* _Provided passage_:
Having fallen short of 60 votes on a bill that would have fully repealed the estate tax in early June, Majority Leader Bill Frist (R-TN) is seeking to pass the House’s partial repeal legislation in the Senate. A Senate vote could happen in July. Contact your Senators and raise concerns about the impact estate tax reform legislation could have on funding human needs programs.
Presbyterian Taxation Policies:In supporting the imposition of taxes, John Calvin insisted that those in authority "themselves ought to remember that their finances (the taxes) are not so much private incomes as the revenues of the whole people" (IV.xx.13).In 1979, the 191st General Assembly of the UPCUSA- Reaffirmed the United Presbyterian Church's acceptance of responsibility to work for every form of human well-being in the understanding that the God whom we worship and serve is a God of justice and the liberator of the oppressed,- Urged United Presbyterians to deal with taxation and budget priorities on the basis of the commitments and criteria established by previous General Assemblies; and noted that this means the subordination of narrow, short-sighted, self-serving considerations to an insistence upon society's responsibility for conditions whereby such basic needs of all citizens as jobs, housing, education, and health care can be satisfactorily met, and- Reaffirmed the actions of previous General Assemblies pertaining to the elimination of poverty and unemployment, to equitable taxation, and to the continuing shift of national priorities from an excessive preoccupation with military superiority to bold and imaginative initiatives for peace, health and welfare. (Minutes, UPCUSA, p. 292)

* _Entries provided_:
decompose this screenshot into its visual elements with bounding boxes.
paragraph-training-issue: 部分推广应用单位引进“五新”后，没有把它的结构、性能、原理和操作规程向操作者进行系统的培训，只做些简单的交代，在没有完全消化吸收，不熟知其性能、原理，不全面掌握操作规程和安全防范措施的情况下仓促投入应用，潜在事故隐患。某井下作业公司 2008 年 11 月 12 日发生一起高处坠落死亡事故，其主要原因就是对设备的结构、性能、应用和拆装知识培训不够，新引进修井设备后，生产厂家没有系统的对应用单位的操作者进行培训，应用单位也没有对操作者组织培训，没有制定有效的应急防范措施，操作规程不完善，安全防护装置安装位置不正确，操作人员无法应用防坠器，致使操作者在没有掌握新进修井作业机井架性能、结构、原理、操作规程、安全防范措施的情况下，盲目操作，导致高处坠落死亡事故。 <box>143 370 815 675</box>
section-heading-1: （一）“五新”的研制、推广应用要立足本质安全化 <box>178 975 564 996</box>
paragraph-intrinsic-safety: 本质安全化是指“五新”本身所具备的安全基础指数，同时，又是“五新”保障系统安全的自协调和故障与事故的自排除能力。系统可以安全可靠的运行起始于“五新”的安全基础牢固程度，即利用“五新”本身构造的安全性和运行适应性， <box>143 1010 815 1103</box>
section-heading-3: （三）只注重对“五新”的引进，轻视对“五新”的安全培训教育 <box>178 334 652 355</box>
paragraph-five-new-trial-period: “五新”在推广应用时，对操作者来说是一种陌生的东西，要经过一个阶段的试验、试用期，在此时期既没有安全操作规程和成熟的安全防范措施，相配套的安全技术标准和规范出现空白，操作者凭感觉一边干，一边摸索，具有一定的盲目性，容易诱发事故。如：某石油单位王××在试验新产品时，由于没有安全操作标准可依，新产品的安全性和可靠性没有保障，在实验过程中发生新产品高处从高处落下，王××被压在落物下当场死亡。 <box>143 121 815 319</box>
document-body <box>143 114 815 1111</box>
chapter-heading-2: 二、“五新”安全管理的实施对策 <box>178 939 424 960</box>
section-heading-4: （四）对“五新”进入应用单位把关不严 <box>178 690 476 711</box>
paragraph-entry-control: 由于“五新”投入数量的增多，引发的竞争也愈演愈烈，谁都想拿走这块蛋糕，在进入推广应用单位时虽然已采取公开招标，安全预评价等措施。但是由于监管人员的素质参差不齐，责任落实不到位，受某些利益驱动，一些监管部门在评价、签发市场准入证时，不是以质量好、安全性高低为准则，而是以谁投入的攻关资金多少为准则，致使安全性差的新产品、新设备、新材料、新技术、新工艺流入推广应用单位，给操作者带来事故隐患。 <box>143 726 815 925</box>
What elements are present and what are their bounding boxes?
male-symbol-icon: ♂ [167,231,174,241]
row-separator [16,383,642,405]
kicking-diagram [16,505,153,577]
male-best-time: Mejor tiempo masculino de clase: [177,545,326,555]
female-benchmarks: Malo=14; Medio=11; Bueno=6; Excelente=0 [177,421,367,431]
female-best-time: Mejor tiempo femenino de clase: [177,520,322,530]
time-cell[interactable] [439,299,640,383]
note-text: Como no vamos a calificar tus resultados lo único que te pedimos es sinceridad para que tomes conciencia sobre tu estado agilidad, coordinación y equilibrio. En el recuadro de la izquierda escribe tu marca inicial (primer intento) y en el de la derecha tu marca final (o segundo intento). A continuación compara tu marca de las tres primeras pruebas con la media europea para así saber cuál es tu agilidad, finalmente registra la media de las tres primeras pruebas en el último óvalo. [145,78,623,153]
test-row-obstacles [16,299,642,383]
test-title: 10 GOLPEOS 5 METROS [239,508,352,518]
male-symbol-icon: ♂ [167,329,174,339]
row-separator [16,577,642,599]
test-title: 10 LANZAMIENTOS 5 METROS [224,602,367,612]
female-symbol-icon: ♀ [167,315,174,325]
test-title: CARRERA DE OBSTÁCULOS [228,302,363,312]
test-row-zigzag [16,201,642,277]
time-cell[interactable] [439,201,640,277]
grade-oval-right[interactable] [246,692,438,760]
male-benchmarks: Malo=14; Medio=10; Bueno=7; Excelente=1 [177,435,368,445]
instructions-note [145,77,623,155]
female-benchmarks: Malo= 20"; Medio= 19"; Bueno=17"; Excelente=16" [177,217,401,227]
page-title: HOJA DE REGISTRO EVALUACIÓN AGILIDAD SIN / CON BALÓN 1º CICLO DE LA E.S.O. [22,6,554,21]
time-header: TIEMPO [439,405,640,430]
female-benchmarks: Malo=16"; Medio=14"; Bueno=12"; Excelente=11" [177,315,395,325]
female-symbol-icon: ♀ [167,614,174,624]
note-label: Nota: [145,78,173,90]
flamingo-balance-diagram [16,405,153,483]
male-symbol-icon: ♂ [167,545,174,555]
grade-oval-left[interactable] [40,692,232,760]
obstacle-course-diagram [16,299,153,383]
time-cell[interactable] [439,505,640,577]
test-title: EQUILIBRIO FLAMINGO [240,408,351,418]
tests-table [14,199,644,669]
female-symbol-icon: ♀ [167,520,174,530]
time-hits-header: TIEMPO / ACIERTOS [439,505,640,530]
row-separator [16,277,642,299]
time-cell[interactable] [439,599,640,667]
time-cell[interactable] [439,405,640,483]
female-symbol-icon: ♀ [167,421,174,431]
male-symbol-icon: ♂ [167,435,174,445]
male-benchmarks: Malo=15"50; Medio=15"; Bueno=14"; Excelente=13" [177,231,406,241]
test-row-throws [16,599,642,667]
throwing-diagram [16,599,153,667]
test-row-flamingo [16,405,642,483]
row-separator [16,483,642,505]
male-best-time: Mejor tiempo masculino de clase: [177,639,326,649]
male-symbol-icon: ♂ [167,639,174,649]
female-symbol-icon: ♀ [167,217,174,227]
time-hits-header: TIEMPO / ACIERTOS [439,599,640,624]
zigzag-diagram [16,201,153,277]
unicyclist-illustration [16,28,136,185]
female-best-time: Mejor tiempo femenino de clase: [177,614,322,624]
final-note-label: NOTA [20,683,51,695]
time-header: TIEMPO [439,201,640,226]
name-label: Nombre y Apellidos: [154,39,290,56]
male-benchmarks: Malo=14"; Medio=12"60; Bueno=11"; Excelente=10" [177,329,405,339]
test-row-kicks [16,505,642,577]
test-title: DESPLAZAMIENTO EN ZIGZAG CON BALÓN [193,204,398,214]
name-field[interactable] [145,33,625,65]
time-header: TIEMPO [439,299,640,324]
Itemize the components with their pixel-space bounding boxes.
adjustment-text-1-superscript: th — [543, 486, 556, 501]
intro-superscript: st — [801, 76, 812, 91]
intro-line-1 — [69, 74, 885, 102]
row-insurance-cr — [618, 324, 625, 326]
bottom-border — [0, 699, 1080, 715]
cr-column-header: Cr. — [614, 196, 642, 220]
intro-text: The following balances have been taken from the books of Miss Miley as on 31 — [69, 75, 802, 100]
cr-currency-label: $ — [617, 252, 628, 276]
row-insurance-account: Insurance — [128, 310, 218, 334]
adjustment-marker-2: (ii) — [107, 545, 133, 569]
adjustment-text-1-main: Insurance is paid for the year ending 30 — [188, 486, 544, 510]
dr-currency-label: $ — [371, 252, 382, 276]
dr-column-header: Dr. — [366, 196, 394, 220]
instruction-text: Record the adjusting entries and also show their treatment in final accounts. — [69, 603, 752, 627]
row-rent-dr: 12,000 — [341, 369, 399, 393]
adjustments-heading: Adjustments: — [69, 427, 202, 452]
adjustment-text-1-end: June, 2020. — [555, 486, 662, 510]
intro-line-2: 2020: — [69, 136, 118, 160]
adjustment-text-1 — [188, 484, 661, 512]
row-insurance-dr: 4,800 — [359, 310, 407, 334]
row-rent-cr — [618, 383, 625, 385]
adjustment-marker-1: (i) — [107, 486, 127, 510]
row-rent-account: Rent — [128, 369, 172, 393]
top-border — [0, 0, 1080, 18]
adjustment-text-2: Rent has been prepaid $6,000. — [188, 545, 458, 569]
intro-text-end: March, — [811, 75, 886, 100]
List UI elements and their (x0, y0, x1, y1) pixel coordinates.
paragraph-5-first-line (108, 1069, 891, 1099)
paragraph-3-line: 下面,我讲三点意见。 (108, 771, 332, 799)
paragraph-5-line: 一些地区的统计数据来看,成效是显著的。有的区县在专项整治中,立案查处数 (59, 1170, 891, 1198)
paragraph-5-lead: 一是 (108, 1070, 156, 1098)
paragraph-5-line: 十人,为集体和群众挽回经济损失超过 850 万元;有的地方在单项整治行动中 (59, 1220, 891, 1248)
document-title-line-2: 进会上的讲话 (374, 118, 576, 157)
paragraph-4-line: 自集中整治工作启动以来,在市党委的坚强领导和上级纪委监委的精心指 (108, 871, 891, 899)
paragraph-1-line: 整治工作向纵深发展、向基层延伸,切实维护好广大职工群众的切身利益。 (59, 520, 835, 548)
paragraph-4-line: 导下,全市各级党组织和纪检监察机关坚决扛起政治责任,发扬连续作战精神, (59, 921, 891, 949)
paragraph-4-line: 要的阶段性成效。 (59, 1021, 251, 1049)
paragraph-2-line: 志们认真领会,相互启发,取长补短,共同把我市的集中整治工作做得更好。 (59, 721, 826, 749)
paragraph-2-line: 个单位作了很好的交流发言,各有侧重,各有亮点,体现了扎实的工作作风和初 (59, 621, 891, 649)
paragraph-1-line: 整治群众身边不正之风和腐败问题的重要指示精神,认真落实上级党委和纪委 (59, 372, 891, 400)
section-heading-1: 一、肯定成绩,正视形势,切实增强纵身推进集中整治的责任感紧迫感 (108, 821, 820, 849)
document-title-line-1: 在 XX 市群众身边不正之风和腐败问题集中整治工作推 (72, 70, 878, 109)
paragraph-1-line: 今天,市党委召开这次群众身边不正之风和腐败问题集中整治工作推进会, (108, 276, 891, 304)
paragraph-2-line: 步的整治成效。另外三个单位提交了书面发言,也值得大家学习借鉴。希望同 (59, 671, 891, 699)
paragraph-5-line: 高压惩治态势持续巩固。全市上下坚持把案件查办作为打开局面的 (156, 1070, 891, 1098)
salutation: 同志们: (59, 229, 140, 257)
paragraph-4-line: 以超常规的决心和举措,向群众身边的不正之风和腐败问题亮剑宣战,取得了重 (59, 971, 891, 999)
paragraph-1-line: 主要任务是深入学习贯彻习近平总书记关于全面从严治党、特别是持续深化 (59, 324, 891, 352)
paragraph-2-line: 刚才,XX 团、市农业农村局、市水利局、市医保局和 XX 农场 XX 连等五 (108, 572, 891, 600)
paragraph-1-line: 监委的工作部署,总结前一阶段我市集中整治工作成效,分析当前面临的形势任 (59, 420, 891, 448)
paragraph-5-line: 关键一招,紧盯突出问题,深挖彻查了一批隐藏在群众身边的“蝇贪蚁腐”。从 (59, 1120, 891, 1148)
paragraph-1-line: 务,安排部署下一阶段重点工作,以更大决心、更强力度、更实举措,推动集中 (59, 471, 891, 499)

* _Actions to take_:
1 > According to the estate tax passage, in which month could a Senate vote happen?
2 > Carry on the passage about estate tax reform and Presbyterian taxation policies, starting after its last sentence.
The records aren't needed for this.

* _Responses to the exercise_:
1 > July.

2 >
Blogger Rob said...

You've just put your finger on the key problem with most of the political pronouncements from this denomination (and, to be fair, from many Christian figures on both sides of our political divide): the confusion of prudential judgments with biblical mandates. Yes, we have a biblical mandate to care for the poor; how we do so is a matter of prudential judgment, and there is room for Christians to disagree. To say, "We have a biblical mandate to care for the poor, therefore we *must do THIS*" is not only bad theology, it's bad logic--it's a *non sequitur*, really. Unfortunately, it's also depressingly common.

9:56 AM, July 11, 2006  
Blogger Al Sandalow said...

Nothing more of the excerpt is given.